● **Exercise task**
Repeat everything in the material exactly.

● **Records provided**
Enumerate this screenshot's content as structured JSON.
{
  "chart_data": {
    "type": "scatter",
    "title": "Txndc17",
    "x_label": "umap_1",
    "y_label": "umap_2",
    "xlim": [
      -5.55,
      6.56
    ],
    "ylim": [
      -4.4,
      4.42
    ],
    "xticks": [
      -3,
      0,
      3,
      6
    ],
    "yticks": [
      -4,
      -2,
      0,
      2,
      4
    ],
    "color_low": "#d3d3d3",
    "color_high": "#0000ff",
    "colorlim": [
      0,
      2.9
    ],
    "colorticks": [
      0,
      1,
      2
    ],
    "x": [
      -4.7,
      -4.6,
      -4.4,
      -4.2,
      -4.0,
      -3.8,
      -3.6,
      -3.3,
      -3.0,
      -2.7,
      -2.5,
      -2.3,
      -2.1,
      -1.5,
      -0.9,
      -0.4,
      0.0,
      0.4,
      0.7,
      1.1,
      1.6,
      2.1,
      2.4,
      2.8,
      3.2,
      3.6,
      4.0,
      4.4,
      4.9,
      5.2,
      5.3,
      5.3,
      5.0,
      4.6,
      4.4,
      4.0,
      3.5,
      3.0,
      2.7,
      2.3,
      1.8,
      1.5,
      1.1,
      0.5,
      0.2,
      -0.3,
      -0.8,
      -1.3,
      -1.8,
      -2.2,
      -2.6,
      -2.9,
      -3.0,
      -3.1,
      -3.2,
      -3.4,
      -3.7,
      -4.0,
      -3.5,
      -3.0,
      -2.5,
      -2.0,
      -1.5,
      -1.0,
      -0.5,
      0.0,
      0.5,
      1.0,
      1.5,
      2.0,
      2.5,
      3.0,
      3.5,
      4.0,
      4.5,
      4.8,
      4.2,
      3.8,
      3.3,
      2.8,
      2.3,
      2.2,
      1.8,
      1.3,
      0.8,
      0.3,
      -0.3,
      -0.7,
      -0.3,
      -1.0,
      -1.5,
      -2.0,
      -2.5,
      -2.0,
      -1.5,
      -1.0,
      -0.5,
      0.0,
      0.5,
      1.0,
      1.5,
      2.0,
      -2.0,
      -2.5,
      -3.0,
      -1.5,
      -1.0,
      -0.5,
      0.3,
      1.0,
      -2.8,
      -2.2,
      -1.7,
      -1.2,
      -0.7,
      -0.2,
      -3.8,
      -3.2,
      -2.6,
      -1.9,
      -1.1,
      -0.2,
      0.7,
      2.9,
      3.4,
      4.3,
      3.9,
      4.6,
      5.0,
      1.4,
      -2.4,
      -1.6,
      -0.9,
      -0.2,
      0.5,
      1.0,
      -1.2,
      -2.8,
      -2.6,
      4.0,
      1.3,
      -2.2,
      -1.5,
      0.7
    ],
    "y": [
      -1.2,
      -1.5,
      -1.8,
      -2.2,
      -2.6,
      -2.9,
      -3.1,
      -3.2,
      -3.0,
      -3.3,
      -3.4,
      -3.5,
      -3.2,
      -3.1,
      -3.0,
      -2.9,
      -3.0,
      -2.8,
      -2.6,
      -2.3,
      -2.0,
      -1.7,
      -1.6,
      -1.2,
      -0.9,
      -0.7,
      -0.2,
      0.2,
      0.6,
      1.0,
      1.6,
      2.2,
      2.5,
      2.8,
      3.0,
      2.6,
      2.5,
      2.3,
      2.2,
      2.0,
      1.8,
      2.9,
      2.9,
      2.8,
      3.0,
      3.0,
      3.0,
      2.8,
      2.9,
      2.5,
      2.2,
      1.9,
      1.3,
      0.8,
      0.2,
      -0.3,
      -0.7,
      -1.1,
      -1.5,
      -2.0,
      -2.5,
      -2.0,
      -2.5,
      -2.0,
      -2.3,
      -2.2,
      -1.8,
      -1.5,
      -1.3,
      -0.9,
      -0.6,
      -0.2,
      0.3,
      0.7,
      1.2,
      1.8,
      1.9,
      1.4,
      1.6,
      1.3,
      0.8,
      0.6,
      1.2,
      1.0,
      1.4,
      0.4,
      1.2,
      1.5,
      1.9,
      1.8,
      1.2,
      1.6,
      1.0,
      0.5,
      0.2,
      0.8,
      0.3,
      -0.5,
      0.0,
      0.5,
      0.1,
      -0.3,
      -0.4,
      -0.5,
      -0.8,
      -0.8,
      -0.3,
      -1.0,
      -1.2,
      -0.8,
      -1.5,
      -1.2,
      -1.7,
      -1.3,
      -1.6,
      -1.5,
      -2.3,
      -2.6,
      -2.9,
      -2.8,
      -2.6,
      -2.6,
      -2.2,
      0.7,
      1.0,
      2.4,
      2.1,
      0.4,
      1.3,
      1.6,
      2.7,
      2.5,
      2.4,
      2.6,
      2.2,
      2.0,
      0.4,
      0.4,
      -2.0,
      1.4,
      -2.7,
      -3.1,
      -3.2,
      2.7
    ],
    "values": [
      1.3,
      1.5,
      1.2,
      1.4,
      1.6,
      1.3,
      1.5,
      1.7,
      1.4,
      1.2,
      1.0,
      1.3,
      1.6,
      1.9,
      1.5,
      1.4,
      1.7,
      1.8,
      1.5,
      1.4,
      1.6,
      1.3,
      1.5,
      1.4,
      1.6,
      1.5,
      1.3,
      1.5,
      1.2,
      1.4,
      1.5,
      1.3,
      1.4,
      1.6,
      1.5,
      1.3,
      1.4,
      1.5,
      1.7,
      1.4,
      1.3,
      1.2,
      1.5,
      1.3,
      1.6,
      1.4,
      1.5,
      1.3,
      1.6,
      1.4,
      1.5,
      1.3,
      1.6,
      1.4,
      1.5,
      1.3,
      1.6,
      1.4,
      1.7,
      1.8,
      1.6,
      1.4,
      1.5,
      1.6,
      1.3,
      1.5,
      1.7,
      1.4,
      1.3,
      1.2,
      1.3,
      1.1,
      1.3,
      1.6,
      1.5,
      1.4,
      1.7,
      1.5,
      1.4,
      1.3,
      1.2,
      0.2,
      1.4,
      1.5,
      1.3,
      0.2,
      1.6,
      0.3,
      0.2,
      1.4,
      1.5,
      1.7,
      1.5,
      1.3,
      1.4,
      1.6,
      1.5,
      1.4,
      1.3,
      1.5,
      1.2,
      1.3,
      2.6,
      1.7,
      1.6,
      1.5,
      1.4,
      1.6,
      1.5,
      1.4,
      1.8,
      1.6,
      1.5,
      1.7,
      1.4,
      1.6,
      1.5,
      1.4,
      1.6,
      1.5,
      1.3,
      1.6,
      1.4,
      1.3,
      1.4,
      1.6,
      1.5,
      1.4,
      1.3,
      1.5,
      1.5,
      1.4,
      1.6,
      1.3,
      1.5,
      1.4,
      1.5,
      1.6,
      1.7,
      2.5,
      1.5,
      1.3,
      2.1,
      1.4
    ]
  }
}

● **Exercise answer**
Enumerate this screenshot's content as structured JSON.
{
  "chart_data": {
    "type": "scatter",
    "title": "Txndc17",
    "x_label": "umap_1",
    "y_label": "umap_2",
    "xlim": [
      -5.55,
      6.56
    ],
    "ylim": [
      -4.4,
      4.42
    ],
    "xticks": [
      -3,
      0,
      3,
      6
    ],
    "yticks": [
      -4,
      -2,
      0,
      2,
      4
    ],
    "color_low": "#d3d3d3",
    "color_high": "#0000ff",
    "colorlim": [
      0,
      2.9
    ],
    "colorticks": [
      0,
      1,
      2
    ],
    "x": [
      -4.7,
      -4.6,
      -4.4,
      -4.2,
      -4.0,
      -3.8,
      -3.6,
      -3.3,
      -3.0,
      -2.7,
      -2.5,
      -2.3,
      -2.1,
      -1.5,
      -0.9,
      -0.4,
      0.0,
      0.4,
      0.7,
      1.1,
      1.6,
      2.1,
      2.4,
      2.8,
      3.2,
      3.6,
      4.0,
      4.4,
      4.9,
      5.2,
      5.3,
      5.3,
      5.0,
      4.6,
      4.4,
      4.0,
      3.5,
      3.0,
      2.7,
      2.3,
      1.8,
      1.5,
      1.1,
      0.5,
      0.2,
      -0.3,
      -0.8,
      -1.3,
      -1.8,
      -2.2,
      -2.6,
      -2.9,
      -3.0,
      -3.1,
      -3.2,
      -3.4,
      -3.7,
      -4.0,
      -3.5,
      -3.0,
      -2.5,
      -2.0,
      -1.5,
      -1.0,
      -0.5,
      0.0,
      0.5,
      1.0,
      1.5,
      2.0,
      2.5,
      3.0,
      3.5,
      4.0,
      4.5,
      4.8,
      4.2,
      3.8,
      3.3,
      2.8,
      2.3,
      2.2,
      1.8,
      1.3,
      0.8,
      0.3,
      -0.3,
      -0.7,
      -0.3,
      -1.0,
      -1.5,
      -2.0,
      -2.5,
      -2.0,
      -1.5,
      -1.0,
      -0.5,
      0.0,
      0.5,
      1.0,
      1.5,
      2.0,
      -2.0,
      -2.5,
      -3.0,
      -1.5,
      -1.0,
      -0.5,
      0.3,
      1.0,
      -2.8,
      -2.2,
      -1.7,
      -1.2,
      -0.7,
      -0.2,
      -3.8,
      -3.2,
      -2.6,
      -1.9,
      -1.1,
      -0.2,
      0.7,
      2.9,
      3.4,
      4.3,
      3.9,
      4.6,
      5.0,
      1.4,
      -2.4,
      -1.6,
      -0.9,
      -0.2,
      0.5,
      1.0,
      -1.2,
      -2.8,
      -2.6,
      4.0,
      1.3,
      -2.2,
      -1.5,
      0.7
    ],
    "y": [
      -1.2,
      -1.5,
      -1.8,
      -2.2,
      -2.6,
      -2.9,
      -3.1,
      -3.2,
      -3.0,
      -3.3,
      -3.4,
      -3.5,
      -3.2,
      -3.1,
      -3.0,
      -2.9,
      -3.0,
      -2.8,
      -2.6,
      -2.3,
      -2.0,
      -1.7,
      -1.6,
      -1.2,
      -0.9,
      -0.7,
      -0.2,
      0.2,
      0.6,
      1.0,
      1.6,
      2.2,
      2.5,
      2.8,
      3.0,
      2.6,
      2.5,
      2.3,
      2.2,
      2.0,
      1.8,
      2.9,
      2.9,
      2.8,
      3.0,
      3.0,
      3.0,
      2.8,
      2.9,
      2.5,
      2.2,
      1.9,
      1.3,
      0.8,
      0.2,
      -0.3,
      -0.7,
      -1.1,
      -1.5,
      -2.0,
      -2.5,
      -2.0,
      -2.5,
      -2.0,
      -2.3,
      -2.2,
      -1.8,
      -1.5,
      -1.3,
      -0.9,
      -0.6,
      -0.2,
      0.3,
      0.7,
      1.2,
      1.8,
      1.9,
      1.4,
      1.6,
      1.3,
      0.8,
      0.6,
      1.2,
      1.0,
      1.4,
      0.4,
      1.2,
      1.5,
      1.9,
      1.8,
      1.2,
      1.6,
      1.0,
      0.5,
      0.2,
      0.8,
      0.3,
      -0.5,
      0.0,
      0.5,
      0.1,
      -0.3,
      -0.4,
      -0.5,
      -0.8,
      -0.8,
      -0.3,
      -1.0,
      -1.2,
      -0.8,
      -1.5,
      -1.2,
      -1.7,
      -1.3,
      -1.6,
      -1.5,
      -2.3,
      -2.6,
      -2.9,
      -2.8,
      -2.6,
      -2.6,
      -2.2,
      0.7,
      1.0,
      2.4,
      2.1,
      0.4,
      1.3,
      1.6,
      2.7,
      2.5,
      2.4,
      2.6,
      2.2,
      2.0,
      0.4,
      0.4,
      -2.0,
      1.4,
      -2.7,
      -3.1,
      -3.2,
      2.7
    ],
    "values": [
      1.3,
      1.5,
      1.2,
      1.4,
      1.6,
      1.3,
      1.5,
      1.7,
      1.4,
      1.2,
      1.0,
      1.3,
      1.6,
      1.9,
      1.5,
      1.4,
      1.7,
      1.8,
      1.5,
      1.4,
      1.6,
      1.3,
      1.5,
      1.4,
      1.6,
      1.5,
      1.3,
      1.5,
      1.2,
      1.4,
      1.5,
      1.3,
      1.4,
      1.6,
      1.5,
      1.3,
      1.4,
      1.5,
      1.7,
      1.4,
      1.3,
      1.2,
      1.5,
      1.3,
      1.6,
      1.4,
      1.5,
      1.3,
      1.6,
      1.4,
      1.5,
      1.3,
      1.6,
      1.4,
      1.5,
      1.3,
      1.6,
      1.4,
      1.7,
      1.8,
      1.6,
      1.4,
      1.5,
      1.6,
      1.3,
      1.5,
      1.7,
      1.4,
      1.3,
      1.2,
      1.3,
      1.1,
      1.3,
      1.6,
      1.5,
      1.4,
      1.7,
      1.5,
      1.4,
      1.3,
      1.2,
      0.2,
      1.4,
      1.5,
      1.3,
      0.2,
      1.6,
      0.3,
      0.2,
      1.4,
      1.5,
      1.7,
      1.5,
      1.3,
      1.4,
      1.6,
      1.5,
      1.4,
      1.3,
      1.5,
      1.2,
      1.3,
      2.6,
      1.7,
      1.6,
      1.5,
      1.4,
      1.6,
      1.5,
      1.4,
      1.8,
      1.6,
      1.5,
      1.7,
      1.4,
      1.6,
      1.5,
      1.4,
      1.6,
      1.5,
      1.3,
      1.6,
      1.4,
      1.3,
      1.4,
      1.6,
      1.5,
      1.4,
      1.3,
      1.5,
      1.5,
      1.4,
      1.6,
      1.3,
      1.5,
      1.4,
      1.5,
      1.6,
      1.7,
      2.5,
      1.5,
      1.3,
      2.1,
      1.4
    ]
  }
}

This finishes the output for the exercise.